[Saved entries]
▬▬▬▬▬▬▬▬▬▬

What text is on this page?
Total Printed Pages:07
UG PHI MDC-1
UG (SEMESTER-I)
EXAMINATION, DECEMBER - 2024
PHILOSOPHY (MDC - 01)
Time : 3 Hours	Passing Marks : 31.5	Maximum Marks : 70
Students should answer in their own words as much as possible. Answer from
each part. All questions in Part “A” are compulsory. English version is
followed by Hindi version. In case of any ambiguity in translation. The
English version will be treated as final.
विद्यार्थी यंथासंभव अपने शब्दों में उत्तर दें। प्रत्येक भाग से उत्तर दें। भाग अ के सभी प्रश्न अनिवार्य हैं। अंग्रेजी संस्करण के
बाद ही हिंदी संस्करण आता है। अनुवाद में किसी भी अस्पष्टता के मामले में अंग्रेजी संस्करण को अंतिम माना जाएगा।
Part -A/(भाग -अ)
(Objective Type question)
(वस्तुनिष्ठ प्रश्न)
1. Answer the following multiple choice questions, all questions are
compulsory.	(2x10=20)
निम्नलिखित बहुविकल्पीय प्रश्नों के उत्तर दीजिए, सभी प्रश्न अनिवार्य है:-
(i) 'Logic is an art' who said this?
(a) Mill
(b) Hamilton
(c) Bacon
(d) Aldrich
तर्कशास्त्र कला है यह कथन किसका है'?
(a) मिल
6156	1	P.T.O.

▬▬▬▬▬▬▬▬▬▬

- [What this task involves] Output the listing above without altering a single character.

- [Response to the exercise]
What text is on this page?
Total Printed Pages:07
UG PHI MDC-1
UG (SEMESTER-I)
EXAMINATION, DECEMBER - 2024
PHILOSOPHY (MDC - 01)
Time : 3 Hours	Passing Marks : 31.5	Maximum Marks : 70
Students should answer in their own words as much as possible. Answer from
each part. All questions in Part “A” are compulsory. English version is
followed by Hindi version. In case of any ambiguity in translation. The
English version will be treated as final.
विद्यार्थी यंथासंभव अपने शब्दों में उत्तर दें। प्रत्येक भाग से उत्तर दें। भाग अ के सभी प्रश्न अनिवार्य हैं। अंग्रेजी संस्करण के
बाद ही हिंदी संस्करण आता है। अनुवाद में किसी भी अस्पष्टता के मामले में अंग्रेजी संस्करण को अंतिम माना जाएगा।
Part -A/(भाग -अ)
(Objective Type question)
(वस्तुनिष्ठ प्रश्न)
1. Answer the following multiple choice questions, all questions are
compulsory.	(2x10=20)
निम्नलिखित बहुविकल्पीय प्रश्नों के उत्तर दीजिए, सभी प्रश्न अनिवार्य है:-
(i) 'Logic is an art' who said this?
(a) Mill
(b) Hamilton
(c) Bacon
(d) Aldrich
तर्कशास्त्र कला है यह कथन किसका है'?
(a) मिल
6156	1	P.T.O.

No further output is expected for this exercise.